- [What to produce]: Select every line below that contains the string "screenshot", and copy each of those lines.

- [Input material]:
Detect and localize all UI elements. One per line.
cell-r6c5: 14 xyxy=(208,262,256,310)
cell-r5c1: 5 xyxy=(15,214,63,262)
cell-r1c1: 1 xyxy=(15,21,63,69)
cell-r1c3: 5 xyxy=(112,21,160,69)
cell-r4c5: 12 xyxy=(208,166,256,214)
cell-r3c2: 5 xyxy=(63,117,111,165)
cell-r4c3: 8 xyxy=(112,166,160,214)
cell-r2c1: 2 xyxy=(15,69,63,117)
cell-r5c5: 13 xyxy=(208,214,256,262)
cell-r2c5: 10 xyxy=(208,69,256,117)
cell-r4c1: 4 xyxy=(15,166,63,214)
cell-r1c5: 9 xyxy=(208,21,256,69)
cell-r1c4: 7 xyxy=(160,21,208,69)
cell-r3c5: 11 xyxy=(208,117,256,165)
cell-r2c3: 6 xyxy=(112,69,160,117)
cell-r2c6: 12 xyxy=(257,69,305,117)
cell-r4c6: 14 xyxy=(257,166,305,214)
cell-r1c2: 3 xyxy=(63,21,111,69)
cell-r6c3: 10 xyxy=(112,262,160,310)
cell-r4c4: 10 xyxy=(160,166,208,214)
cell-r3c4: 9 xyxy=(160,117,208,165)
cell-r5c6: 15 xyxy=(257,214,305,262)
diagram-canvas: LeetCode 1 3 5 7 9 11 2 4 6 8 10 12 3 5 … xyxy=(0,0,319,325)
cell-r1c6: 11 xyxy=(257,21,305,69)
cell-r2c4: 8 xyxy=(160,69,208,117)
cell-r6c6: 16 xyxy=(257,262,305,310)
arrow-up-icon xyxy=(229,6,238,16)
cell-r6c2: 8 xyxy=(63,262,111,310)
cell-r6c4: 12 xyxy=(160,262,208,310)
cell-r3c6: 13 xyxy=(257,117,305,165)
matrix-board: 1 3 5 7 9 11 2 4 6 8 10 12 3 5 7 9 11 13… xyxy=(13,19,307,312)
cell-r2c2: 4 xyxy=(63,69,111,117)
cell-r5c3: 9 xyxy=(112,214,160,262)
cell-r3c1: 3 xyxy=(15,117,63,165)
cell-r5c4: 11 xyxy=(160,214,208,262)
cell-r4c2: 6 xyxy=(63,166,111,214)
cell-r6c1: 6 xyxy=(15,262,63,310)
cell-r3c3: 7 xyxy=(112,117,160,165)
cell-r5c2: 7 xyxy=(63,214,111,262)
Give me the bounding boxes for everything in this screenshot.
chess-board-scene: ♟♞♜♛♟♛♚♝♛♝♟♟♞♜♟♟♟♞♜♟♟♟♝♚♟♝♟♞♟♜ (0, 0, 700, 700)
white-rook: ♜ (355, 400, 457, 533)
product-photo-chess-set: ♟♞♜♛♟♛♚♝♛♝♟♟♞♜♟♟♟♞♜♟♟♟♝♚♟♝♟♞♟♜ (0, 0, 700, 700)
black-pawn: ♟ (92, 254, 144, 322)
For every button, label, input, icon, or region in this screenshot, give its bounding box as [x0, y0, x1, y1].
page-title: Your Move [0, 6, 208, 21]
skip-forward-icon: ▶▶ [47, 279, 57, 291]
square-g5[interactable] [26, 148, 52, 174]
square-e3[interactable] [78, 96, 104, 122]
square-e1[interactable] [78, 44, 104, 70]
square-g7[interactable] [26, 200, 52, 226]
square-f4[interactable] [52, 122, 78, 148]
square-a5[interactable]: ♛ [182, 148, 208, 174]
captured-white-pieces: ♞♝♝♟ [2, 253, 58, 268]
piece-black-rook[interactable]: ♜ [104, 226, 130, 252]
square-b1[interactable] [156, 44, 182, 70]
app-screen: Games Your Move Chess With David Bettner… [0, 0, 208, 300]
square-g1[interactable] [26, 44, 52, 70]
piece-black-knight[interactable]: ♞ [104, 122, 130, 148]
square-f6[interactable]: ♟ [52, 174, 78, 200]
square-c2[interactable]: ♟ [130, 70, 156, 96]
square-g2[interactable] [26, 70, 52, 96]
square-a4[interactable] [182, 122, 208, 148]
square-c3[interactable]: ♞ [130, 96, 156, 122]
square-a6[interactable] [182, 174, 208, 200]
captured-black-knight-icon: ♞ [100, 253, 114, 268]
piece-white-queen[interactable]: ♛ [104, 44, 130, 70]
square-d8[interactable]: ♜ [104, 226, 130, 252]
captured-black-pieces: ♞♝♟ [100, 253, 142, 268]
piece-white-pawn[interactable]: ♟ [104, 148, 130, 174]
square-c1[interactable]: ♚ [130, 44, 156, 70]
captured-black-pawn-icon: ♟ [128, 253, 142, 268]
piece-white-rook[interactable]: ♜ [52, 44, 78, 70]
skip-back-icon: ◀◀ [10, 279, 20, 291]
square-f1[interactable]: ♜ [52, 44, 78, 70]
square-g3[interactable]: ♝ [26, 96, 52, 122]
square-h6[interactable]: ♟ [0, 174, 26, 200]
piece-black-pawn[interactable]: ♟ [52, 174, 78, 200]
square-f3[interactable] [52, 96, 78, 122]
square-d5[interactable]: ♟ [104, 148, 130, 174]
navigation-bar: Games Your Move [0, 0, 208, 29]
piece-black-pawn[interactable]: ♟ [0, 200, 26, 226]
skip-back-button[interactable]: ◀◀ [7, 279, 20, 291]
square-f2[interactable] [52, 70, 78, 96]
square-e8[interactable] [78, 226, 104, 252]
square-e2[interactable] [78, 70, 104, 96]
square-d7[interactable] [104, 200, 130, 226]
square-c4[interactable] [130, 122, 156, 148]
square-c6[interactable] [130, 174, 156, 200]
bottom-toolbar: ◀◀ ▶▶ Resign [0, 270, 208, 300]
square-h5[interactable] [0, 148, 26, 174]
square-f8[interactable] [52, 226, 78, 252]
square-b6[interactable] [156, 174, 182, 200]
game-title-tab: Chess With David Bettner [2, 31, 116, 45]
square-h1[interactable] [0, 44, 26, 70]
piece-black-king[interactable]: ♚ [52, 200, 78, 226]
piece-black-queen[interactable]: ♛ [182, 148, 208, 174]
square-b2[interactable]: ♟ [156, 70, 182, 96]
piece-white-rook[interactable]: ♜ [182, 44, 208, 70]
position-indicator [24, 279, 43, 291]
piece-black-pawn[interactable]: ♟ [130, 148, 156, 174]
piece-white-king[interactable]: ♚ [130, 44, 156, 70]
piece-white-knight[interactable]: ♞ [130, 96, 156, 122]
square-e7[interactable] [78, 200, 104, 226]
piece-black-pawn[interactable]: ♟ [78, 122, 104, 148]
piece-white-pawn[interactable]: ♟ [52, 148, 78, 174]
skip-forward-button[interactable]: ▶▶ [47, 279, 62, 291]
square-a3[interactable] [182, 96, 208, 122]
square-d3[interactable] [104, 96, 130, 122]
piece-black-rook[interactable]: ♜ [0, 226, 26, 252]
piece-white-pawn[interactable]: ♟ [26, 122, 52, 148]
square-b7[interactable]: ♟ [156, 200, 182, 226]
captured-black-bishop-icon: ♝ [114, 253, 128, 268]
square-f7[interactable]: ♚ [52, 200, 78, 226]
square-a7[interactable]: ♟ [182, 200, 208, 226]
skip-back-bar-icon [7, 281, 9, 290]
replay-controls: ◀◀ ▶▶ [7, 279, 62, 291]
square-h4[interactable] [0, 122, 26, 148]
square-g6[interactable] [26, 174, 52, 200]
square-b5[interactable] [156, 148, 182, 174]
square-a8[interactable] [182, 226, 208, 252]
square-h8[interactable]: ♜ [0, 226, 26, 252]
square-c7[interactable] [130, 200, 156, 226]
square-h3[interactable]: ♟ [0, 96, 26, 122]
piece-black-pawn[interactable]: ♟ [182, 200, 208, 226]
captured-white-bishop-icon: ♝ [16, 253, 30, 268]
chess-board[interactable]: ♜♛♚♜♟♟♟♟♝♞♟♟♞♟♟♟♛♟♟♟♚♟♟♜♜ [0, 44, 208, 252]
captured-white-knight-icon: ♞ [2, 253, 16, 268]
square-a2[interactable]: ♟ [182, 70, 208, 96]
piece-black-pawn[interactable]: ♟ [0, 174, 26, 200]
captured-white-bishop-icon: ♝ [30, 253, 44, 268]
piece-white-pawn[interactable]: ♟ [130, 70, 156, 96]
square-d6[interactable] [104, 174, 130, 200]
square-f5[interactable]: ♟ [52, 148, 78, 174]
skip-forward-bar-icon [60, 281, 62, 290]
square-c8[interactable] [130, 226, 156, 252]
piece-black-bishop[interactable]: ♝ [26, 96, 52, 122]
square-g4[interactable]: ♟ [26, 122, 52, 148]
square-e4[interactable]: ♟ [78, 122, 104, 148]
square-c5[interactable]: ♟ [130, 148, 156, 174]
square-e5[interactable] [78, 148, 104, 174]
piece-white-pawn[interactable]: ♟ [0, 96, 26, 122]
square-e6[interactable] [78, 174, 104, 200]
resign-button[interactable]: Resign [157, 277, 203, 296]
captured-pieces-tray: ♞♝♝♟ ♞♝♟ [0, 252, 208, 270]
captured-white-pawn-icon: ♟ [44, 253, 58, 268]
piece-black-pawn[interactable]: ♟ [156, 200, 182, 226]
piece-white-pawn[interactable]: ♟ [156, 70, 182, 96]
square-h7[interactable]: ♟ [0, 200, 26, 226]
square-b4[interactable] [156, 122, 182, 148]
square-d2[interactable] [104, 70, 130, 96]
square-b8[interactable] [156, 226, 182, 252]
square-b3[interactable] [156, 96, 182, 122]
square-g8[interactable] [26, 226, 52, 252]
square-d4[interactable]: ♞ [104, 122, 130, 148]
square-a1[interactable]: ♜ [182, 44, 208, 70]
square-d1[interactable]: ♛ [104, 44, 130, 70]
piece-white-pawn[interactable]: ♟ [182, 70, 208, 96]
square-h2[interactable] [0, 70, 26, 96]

- [Exercise response]:
Give me the bounding boxes for everything in this screenshot.
For every button, label, input, icon, or region in this screenshot, give its bounding box as [x0, y0, x1, y1].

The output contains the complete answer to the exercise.